• **Input for this task**
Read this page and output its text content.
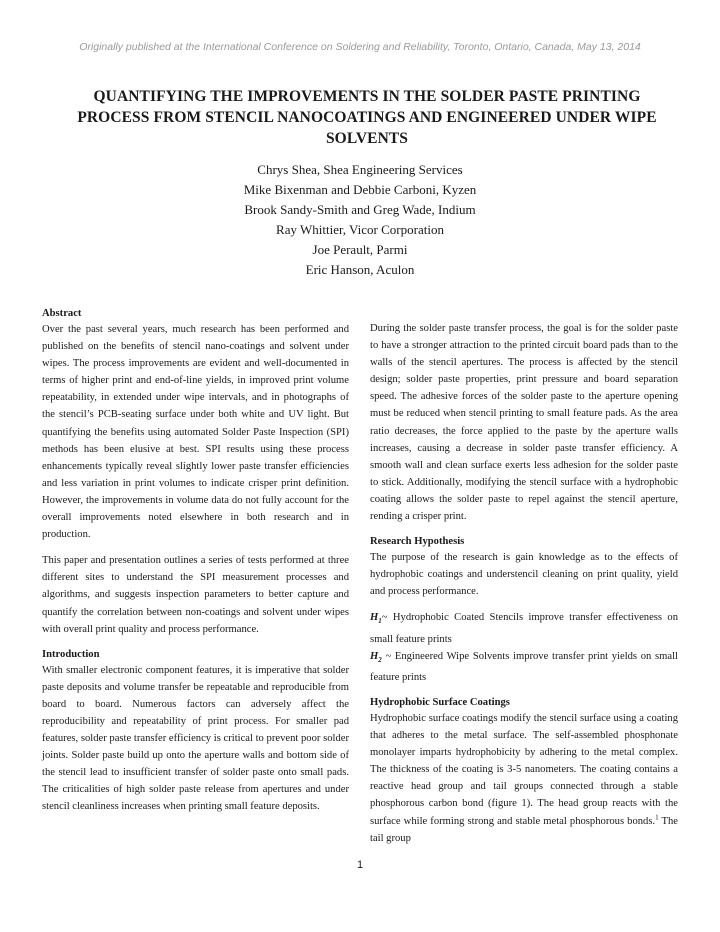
Originally published at the International Conference on Soldering and Reliability, Toronto, Ontario, Canada, May 13, 2014
QUANTIFYING THE IMPROVEMENTS IN THE SOLDER PASTE PRINTING PROCESS FROM STENCIL NANOCOATINGS AND ENGINEERED UNDER WIPE SOLVENTS
Chrys Shea, Shea Engineering Services
Mike Bixenman and Debbie Carboni, Kyzen
Brook Sandy-Smith and Greg Wade, Indium
Ray Whittier, Vicor Corporation
Joe Perault, Parmi
Eric Hanson, Aculon
Abstract

Over the past several years, much research has been performed and published on the benefits of stencil nano-coatings and solvent under wipes. The process improvements are evident and well-documented in terms of higher print and end-of-line yields, in improved print volume repeatability, in extended under wipe intervals, and in photographs of the stencil’s PCB-seating surface under both white and UV light. But quantifying the benefits using automated Solder Paste Inspection (SPI) methods has been elusive at best. SPI results using these process enhancements typically reveal slightly lower paste transfer efficiencies and less variation in print volumes to indicate crisper print definition. However, the improvements in volume data do not fully account for the overall improvements noted elsewhere in both research and in production.

This paper and presentation outlines a series of tests performed at three different sites to understand the SPI measurement processes and algorithms, and suggests inspection parameters to better capture and quantify the correlation between non-coatings and solvent under wipes with overall print quality and process performance.

Introduction

With smaller electronic component features, it is imperative that solder paste deposits and volume transfer be repeatable and reproducible from board to board. Numerous factors can adversely affect the reproducibility and repeatability of print process. For smaller pad features, solder paste transfer efficiency is critical to prevent poor solder joints. Solder paste build up onto the aperture walls and bottom side of the stencil lead to insufficient transfer of solder paste onto small pads. The criticalities of high solder paste release from apertures and under stencil cleanliness increases when printing small feature deposits.

During the solder paste transfer process, the goal is for the solder paste to have a stronger attraction to the printed circuit board pads than to the walls of the stencil apertures. The process is affected by the stencil design; solder paste properties, print pressure and board separation speed. The adhesive forces of the solder paste to the aperture opening must be reduced when stencil printing to small feature pads. As the area ratio decreases, the force applied to the paste by the aperture walls increases, causing a decrease in solder paste transfer efficiency. A smooth wall and clean surface exerts less adhesion for the solder paste to stick. Additionally, modifying the stencil surface with a hydrophobic coating allows the solder paste to repel against the stencil aperture, rending a crisper print.

Research Hypothesis

The purpose of the research is gain knowledge as to the effects of hydrophobic coatings and understencil cleaning on print quality, yield and process performance.

$H_1\sim$ Hydrophobic Coated Stencils improve transfer effectiveness on small feature prints

$H_2$ ~ Engineered Wipe Solvents improve transfer print yields on small feature prints

Hydrophobic Surface Coatings

Hydrophobic surface coatings modify the stencil surface using a coating that adheres to the metal surface. The self-assembled phosphonate monolayer imparts hydrophobicity by adhering to the metal complex. The thickness of the coating is 3-5 nanometers. The coating contains a reactive head group and tail groups connected through a stable phosphorous carbon bond (figure 1). The head group reacts with the surface while forming strong and stable metal phosphorous bonds.$^1$ The tail group

1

• **To do**
Keep the pictures out and write out the records exactly.

• **Correct result**
Read this page and output its text content.
Originally published at the International Conference on Soldering and Reliability, Toronto, Ontario, Canada, May 13, 2014
QUANTIFYING THE IMPROVEMENTS IN THE SOLDER PASTE PRINTING PROCESS FROM STENCIL NANOCOATINGS AND ENGINEERED UNDER WIPE SOLVENTS
Chrys Shea, Shea Engineering Services
Mike Bixenman and Debbie Carboni, Kyzen
Brook Sandy-Smith and Greg Wade, Indium
Ray Whittier, Vicor Corporation
Joe Perault, Parmi
Eric Hanson, Aculon
Abstract

Over the past several years, much research has been performed and published on the benefits of stencil nano-coatings and solvent under wipes. The process improvements are evident and well-documented in terms of higher print and end-of-line yields, in improved print volume repeatability, in extended under wipe intervals, and in photographs of the stencil’s PCB-seating surface under both white and UV light. But quantifying the benefits using automated Solder Paste Inspection (SPI) methods has been elusive at best. SPI results using these process enhancements typically reveal slightly lower paste transfer efficiencies and less variation in print volumes to indicate crisper print definition. However, the improvements in volume data do not fully account for the overall improvements noted elsewhere in both research and in production.

This paper and presentation outlines a series of tests performed at three different sites to understand the SPI measurement processes and algorithms, and suggests inspection parameters to better capture and quantify the correlation between non-coatings and solvent under wipes with overall print quality and process performance.

Introduction

With smaller electronic component features, it is imperative that solder paste deposits and volume transfer be repeatable and reproducible from board to board. Numerous factors can adversely affect the reproducibility and repeatability of print process. For smaller pad features, solder paste transfer efficiency is critical to prevent poor solder joints. Solder paste build up onto the aperture walls and bottom side of the stencil lead to insufficient transfer of solder paste onto small pads. The criticalities of high solder paste release from apertures and under stencil cleanliness increases when printing small feature deposits.

During the solder paste transfer process, the goal is for the solder paste to have a stronger attraction to the printed circuit board pads than to the walls of the stencil apertures. The process is affected by the stencil design; solder paste properties, print pressure and board separation speed. The adhesive forces of the solder paste to the aperture opening must be reduced when stencil printing to small feature pads. As the area ratio decreases, the force applied to the paste by the aperture walls increases, causing a decrease in solder paste transfer efficiency. A smooth wall and clean surface exerts less adhesion for the solder paste to stick. Additionally, modifying the stencil surface with a hydrophobic coating allows the solder paste to repel against the stencil aperture, rending a crisper print.

Research Hypothesis

The purpose of the research is gain knowledge as to the effects of hydrophobic coatings and understencil cleaning on print quality, yield and process performance.

$H_1\sim$ Hydrophobic Coated Stencils improve transfer effectiveness on small feature prints

$H_2$ ~ Engineered Wipe Solvents improve transfer print yields on small feature prints

Hydrophobic Surface Coatings

Hydrophobic surface coatings modify the stencil surface using a coating that adheres to the metal surface. The self-assembled phosphonate monolayer imparts hydrophobicity by adhering to the metal complex. The thickness of the coating is 3-5 nanometers. The coating contains a reactive head group and tail groups connected through a stable phosphorous carbon bond (figure 1). The head group reacts with the surface while forming strong and stable metal phosphorous bonds.$^1$ The tail group

1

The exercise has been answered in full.